··· DATA IN THIS EXERCISE ···
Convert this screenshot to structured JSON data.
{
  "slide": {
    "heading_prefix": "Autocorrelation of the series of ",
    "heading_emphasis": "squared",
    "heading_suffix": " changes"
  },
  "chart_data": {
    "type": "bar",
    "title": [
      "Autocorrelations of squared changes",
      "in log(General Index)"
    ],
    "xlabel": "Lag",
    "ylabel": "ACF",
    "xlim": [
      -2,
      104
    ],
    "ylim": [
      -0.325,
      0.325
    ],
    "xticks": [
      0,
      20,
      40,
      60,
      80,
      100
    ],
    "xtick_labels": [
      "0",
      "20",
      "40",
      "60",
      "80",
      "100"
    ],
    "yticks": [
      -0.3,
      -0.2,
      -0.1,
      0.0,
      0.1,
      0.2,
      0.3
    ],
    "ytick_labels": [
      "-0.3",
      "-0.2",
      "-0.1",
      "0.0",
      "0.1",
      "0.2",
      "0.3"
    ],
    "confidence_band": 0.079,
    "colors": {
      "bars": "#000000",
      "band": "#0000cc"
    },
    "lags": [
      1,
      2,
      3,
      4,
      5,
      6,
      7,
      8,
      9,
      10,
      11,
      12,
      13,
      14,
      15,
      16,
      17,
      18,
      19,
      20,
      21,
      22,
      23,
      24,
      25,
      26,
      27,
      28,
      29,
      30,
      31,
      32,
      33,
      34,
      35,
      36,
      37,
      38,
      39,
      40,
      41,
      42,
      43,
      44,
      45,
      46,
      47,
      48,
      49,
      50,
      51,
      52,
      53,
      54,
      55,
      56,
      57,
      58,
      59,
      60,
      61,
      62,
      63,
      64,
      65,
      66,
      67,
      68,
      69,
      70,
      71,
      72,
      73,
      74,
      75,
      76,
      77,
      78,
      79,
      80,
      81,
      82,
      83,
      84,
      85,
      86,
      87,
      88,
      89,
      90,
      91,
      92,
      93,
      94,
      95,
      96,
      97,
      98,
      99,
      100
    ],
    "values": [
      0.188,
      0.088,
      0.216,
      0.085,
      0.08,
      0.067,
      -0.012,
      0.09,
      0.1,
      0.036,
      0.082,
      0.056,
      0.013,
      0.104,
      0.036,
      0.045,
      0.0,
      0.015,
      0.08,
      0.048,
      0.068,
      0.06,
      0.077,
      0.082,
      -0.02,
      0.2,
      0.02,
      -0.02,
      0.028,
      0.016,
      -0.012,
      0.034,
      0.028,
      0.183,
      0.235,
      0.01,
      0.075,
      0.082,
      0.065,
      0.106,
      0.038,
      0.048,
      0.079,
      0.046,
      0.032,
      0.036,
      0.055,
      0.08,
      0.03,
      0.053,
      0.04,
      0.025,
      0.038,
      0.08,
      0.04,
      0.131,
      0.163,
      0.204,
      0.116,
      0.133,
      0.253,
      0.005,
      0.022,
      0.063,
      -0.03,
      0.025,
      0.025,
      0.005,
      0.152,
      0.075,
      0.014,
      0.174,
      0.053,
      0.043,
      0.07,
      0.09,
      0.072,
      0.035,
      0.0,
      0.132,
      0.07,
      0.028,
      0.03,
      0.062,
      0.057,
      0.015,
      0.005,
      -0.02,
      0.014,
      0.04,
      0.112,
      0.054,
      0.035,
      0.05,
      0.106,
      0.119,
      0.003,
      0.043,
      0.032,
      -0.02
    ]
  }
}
···
▶ [PROMPT]
From the data above, copy each line that has the string "squared".

▶ [RESULT FOR THIS TASK]
    "heading_emphasis": "squared",
      "Autocorrelations of squared changes",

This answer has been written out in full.